__INSTRUCTION 1__: In the excerpt on takeover-deterrent provisions, condense the paragraph beginning "Several provisions of our amended and restated articles" into two short sentences that keep its main facts.
__INSTRUCTION 2__: Using the excerpt on takeover-deterrent provisions, state whether each statement agrees with it, answering yes or no and quoting the deciding words: (a) The board may issue "blank check" preferred stock without a stockholder vote. (b) Stockholders have the right to fill vacancies on the board. (c) Cumulative voting is permitted in director elections.
__INSTRUCTION 3__: Write the next part of the excerpt on takeover-deterrent provisions, beginning after its final sentence.

Several provisions of our amended and restated articles of incorporation and bylaws could make it difficult for our stockholders to change the composition of our board of directors in any one year, preventing them from changing the composition of management. In addition, the same provisions, as well as our shareholder rights plan, may discourage, delay or prevent a merger or acquisition that stockholders may consider favorable. These provisions will include:

 

 

authorizing our board of directors to issue "blank check" preferred stock without stockholder approval;

 

 

providing for a classified board of directors with staggered, three year terms;

 

 

authorizing vacancies on our board of directors to be filled only by a vote of the majority of directors then in office and specifically denying our stockholders the right to fill vacancies on the board;

 

 

establishing certain advance notice requirements for nominations for election to our board of directors or for proposing matters that can be acted on by stockholders at stockholder meetings;

 

 

prohibiting cumulative voting in the election of directors;

 

 

limiting the persons who may call special meetings of stockholders;

 

 

authorizing the removal of directors only for cause and only upon the affirmative vote of the holders of a majority of the outstanding shares of our common stock entitled to vote for the directors;

 

 

prohibiting stockholder action by written consent; and

 

 

establishing supermajority voting provisions with respect to amendments to certain provisions of our amended and restated articles of incorporation and bylaws.

Layout records
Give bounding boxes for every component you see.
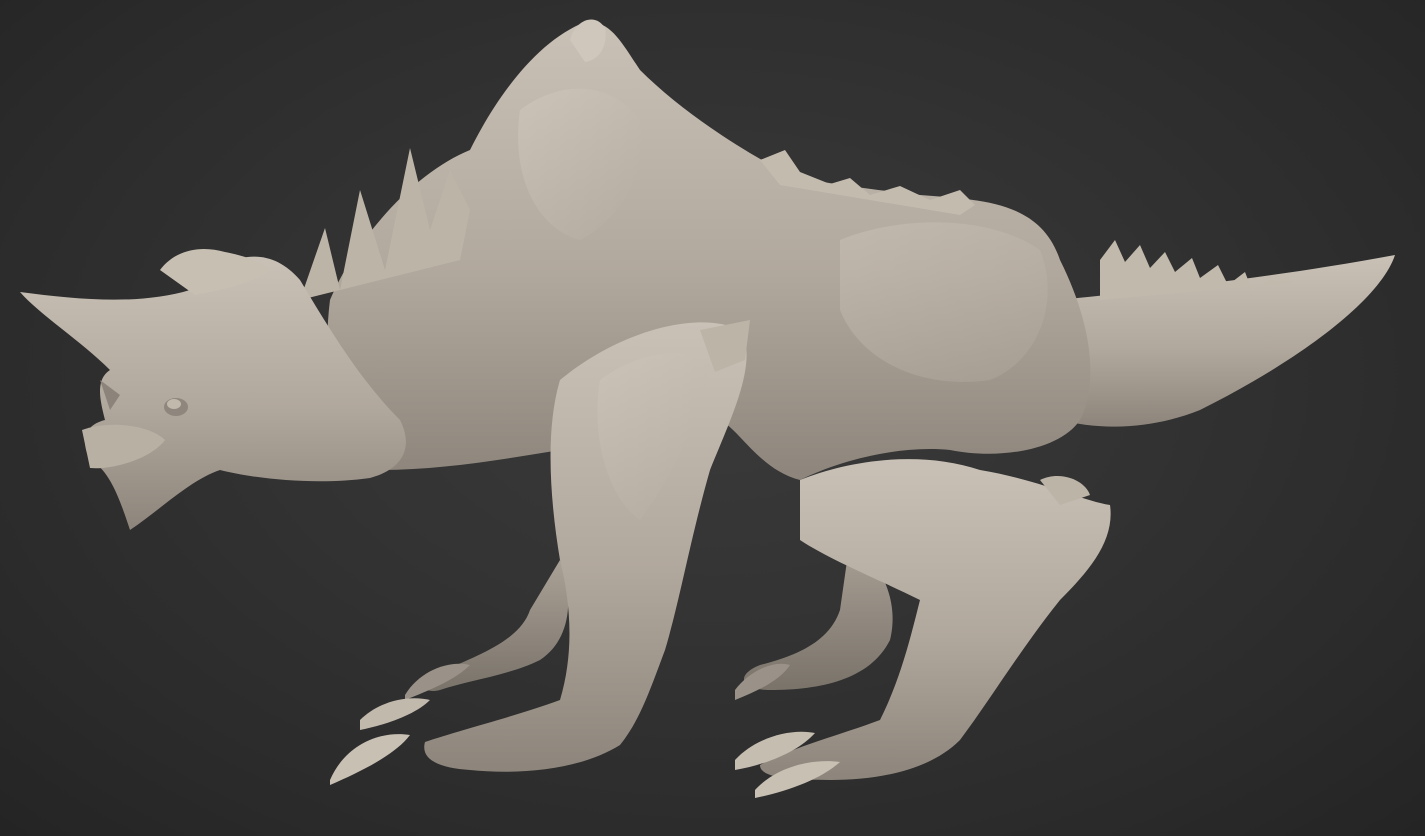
- 3d-viewport[interactable]: [0, 0, 1425, 836]
- far-front-leg: [405, 560, 569, 700]
- creature-sculpt-render[interactable]: [0, 0, 1425, 836]
- near-back-leg: [735, 459, 1111, 798]
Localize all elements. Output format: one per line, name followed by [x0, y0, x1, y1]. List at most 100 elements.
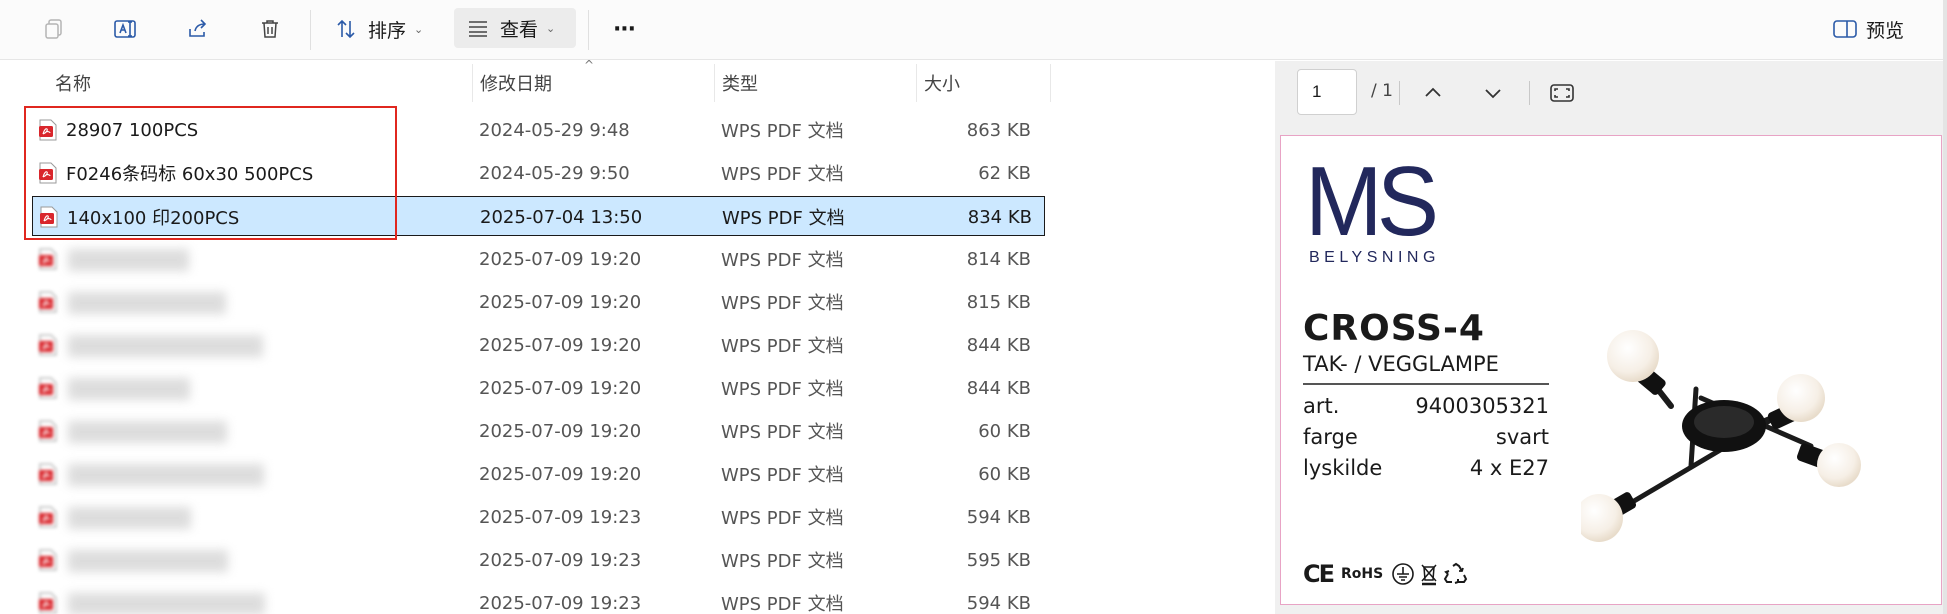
rename-button[interactable]: [106, 12, 146, 46]
column-header-size-label: 大小: [924, 74, 960, 95]
toolbar-divider: [310, 10, 311, 50]
column-header-type-label: 类型: [722, 74, 758, 95]
redacted-file-name: [68, 292, 226, 314]
sort-icon: [337, 19, 355, 39]
file-size-cell: 844 KB: [966, 334, 1031, 356]
rohs-mark: RoHS: [1341, 566, 1384, 582]
file-type-cell: WPS PDF 文档: [721, 465, 844, 486]
file-size-cell: 594 KB: [966, 506, 1031, 528]
preview-pane-button[interactable]: 预览: [1832, 12, 1922, 46]
table-row[interactable]: 2025-07-09 19:20 WPS PDF 文档 814 KB: [32, 239, 1045, 279]
window-edge-scrollbar[interactable]: [1943, 0, 1947, 614]
pdf-file-icon: [39, 291, 57, 313]
view-button[interactable]: 查看 ⌄: [454, 8, 576, 48]
file-name-cell: F0246条码标 60x30 500PCS: [38, 153, 458, 193]
file-type-cell: WPS PDF 文档: [721, 594, 844, 614]
file-date-cell: 2025-07-04 13:50: [480, 206, 643, 228]
redacted-file-name: [68, 335, 263, 357]
table-row[interactable]: 2025-07-09 19:20 WPS PDF 文档 844 KB: [32, 325, 1045, 365]
column-header-size[interactable]: 大小: [924, 61, 1044, 105]
file-name-cell: 28907 100PCS: [38, 110, 458, 150]
spec-row: art. 9400305321: [1303, 394, 1549, 424]
file-date-cell: 2025-07-09 19:23: [479, 506, 642, 528]
preview-toolbar: 1 / 1: [1275, 61, 1947, 125]
delete-button[interactable]: [250, 12, 290, 46]
file-type-cell: WPS PDF 文档: [721, 336, 844, 357]
spec-value: 4 x E27: [1469, 456, 1549, 480]
share-button[interactable]: [178, 12, 218, 46]
chevron-down-icon: [1485, 89, 1501, 99]
table-row[interactable]: 2025-07-09 19:23 WPS PDF 文档 594 KB: [32, 497, 1045, 537]
fit-page-icon: [1550, 84, 1574, 102]
file-name-cell: [38, 325, 458, 365]
column-divider[interactable]: [714, 64, 715, 102]
table-row[interactable]: 2025-07-09 19:23 WPS PDF 文档 595 KB: [32, 540, 1045, 580]
pdf-file-icon: [39, 420, 57, 442]
column-divider[interactable]: [916, 64, 917, 102]
view-label: 查看: [500, 18, 539, 41]
file-date-cell: 2025-07-09 19:23: [479, 549, 642, 571]
spec-key: lyskilde: [1303, 456, 1383, 480]
product-type: TAK- / VEGGLAMPE: [1303, 352, 1499, 376]
file-name: 140x100 印200PCS: [67, 208, 240, 229]
previous-page-button[interactable]: [1421, 81, 1445, 109]
product-name: CROSS-4: [1303, 308, 1485, 349]
table-row[interactable]: 2025-07-09 19:20 WPS PDF 文档 815 KB: [32, 282, 1045, 322]
file-size-cell: 834 KB: [967, 206, 1032, 228]
file-type-cell: WPS PDF 文档: [721, 551, 844, 572]
column-header-name[interactable]: 名称: [55, 61, 465, 105]
column-divider[interactable]: [472, 64, 473, 102]
toolbar-divider: [588, 10, 589, 50]
ce-mark: CE: [1303, 560, 1335, 588]
file-type-cell: WPS PDF 文档: [721, 121, 844, 142]
file-date-cell: 2025-07-09 19:20: [479, 248, 642, 270]
table-row[interactable]: F0246条码标 60x30 500PCS 2024-05-29 9:50 WPS …: [32, 153, 1045, 193]
file-name-cell: [38, 239, 458, 279]
chevron-up-icon: [1425, 87, 1441, 97]
column-header-date-label: 修改日期: [480, 74, 552, 95]
product-divider: [1303, 383, 1549, 385]
next-page-button[interactable]: [1481, 81, 1505, 109]
file-size-cell: 60 KB: [978, 420, 1031, 442]
table-row[interactable]: 2025-07-09 19:23 WPS PDF 文档 594 KB: [32, 583, 1045, 614]
pdf-file-icon: [39, 592, 57, 614]
redacted-file-name: [68, 421, 227, 443]
file-type-cell: WPS PDF 文档: [721, 508, 844, 529]
table-row[interactable]: 28907 100PCS 2024-05-29 9:48 WPS PDF 文档 863…: [32, 110, 1045, 150]
file-size-cell: 62 KB: [978, 162, 1031, 184]
pdf-file-icon: [39, 248, 57, 270]
more-button[interactable]: ···: [604, 12, 644, 46]
file-name-cell: [38, 497, 458, 537]
redacted-file-name: [68, 378, 190, 400]
copy-button[interactable]: [34, 12, 74, 46]
table-row[interactable]: 2025-07-09 19:20 WPS PDF 文档 844 KB: [32, 368, 1045, 408]
file-size-cell: 814 KB: [966, 248, 1031, 270]
rename-icon: [114, 20, 136, 38]
fit-page-button[interactable]: [1549, 81, 1575, 109]
column-header-date[interactable]: 修改日期: [480, 61, 710, 105]
preview-toolbar-divider: [1529, 81, 1530, 105]
page-number-input[interactable]: 1: [1297, 69, 1357, 115]
brand-logo: MS: [1305, 146, 1439, 256]
file-date-cell: 2024-05-29 9:50: [479, 162, 630, 184]
file-type-cell: WPS PDF 文档: [721, 379, 844, 400]
spec-value: 9400305321: [1415, 394, 1549, 418]
file-name-cell: [38, 411, 458, 451]
file-date-cell: 2024-05-29 9:48: [479, 119, 630, 141]
table-row[interactable]: 140x100 印200PCS 2025-07-04 13:50 WPS PDF 文…: [32, 196, 1045, 236]
chevron-down-icon: ⌄: [414, 22, 424, 36]
file-name-cell: [38, 583, 458, 614]
table-row[interactable]: 2025-07-09 19:20 WPS PDF 文档 60 KB: [32, 411, 1045, 451]
recycle-icon: [1444, 562, 1468, 584]
spec-key: art.: [1303, 394, 1340, 418]
file-date-cell: 2025-07-09 19:23: [479, 592, 642, 614]
column-header-type[interactable]: 类型: [722, 61, 912, 105]
sort-button[interactable]: 排序 ⌄: [326, 12, 436, 46]
file-name: 28907 100PCS: [66, 119, 199, 141]
column-divider[interactable]: [1050, 64, 1051, 102]
table-row[interactable]: 2025-07-09 19:20 WPS PDF 文档 60 KB: [32, 454, 1045, 494]
pdf-page-preview[interactable]: MS BELYSNING CROSS-4 TAK- / VEGGLAMPE ar…: [1280, 135, 1942, 605]
pdf-file-icon: [39, 506, 57, 528]
file-type-cell: WPS PDF 文档: [721, 164, 844, 185]
share-icon: [189, 19, 207, 37]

__WRITTEN REPLY 1__: Certain provisions of the amended and restated articles of incorporation and bylaws could make it hard for stockholders to change the board's composition in any one year, which would keep them from changing management. These provisions and the shareholder rights plan may also discourage, delay or prevent a merger or acquisition that stockholders might favor.

__WRITTEN REPLY 2__:
(a) Yes: "preferred stock without stockholder approval"
(b) No: "specifically denying our stockholders the right to fill vacancies on the board"
(c) No: "prohibiting cumulative voting in the election of directors"

__WRITTEN REPLY 3__:
In addition to the provision described above, on November 9, 2007, our board of directors adopted a shareholder rights plan and declared a dividend distribution of one preferred stock purchase right (“Right”) for each outstanding share of our common stock to shareholders of record on the close of business on November 23, 2007. Each Right is nominally exercisable, upon the occurrence of certain events, for one one-thousandth of a share of Series A Junior Participating Preferred Stock, par value $.01 per share, at a purchase price of $125.00 per unit, subject to adjustment and additional shares of our common stock. The Rights may further discourage a third party from making an unsolicited proposal to acquire us, as exercise of the Rights would cause substantial dilution to such third party attempting to acquire us.

 

These anti-takeover provisions could substantially impede the ability of public stockholders to benefit from a change in control and, as a result, may adversely affect the market price of our common stock and your ability to realize any potential change of control premium.

 

ITEM 1B. UNRESOLVED STAFF COMMENTS

 

None.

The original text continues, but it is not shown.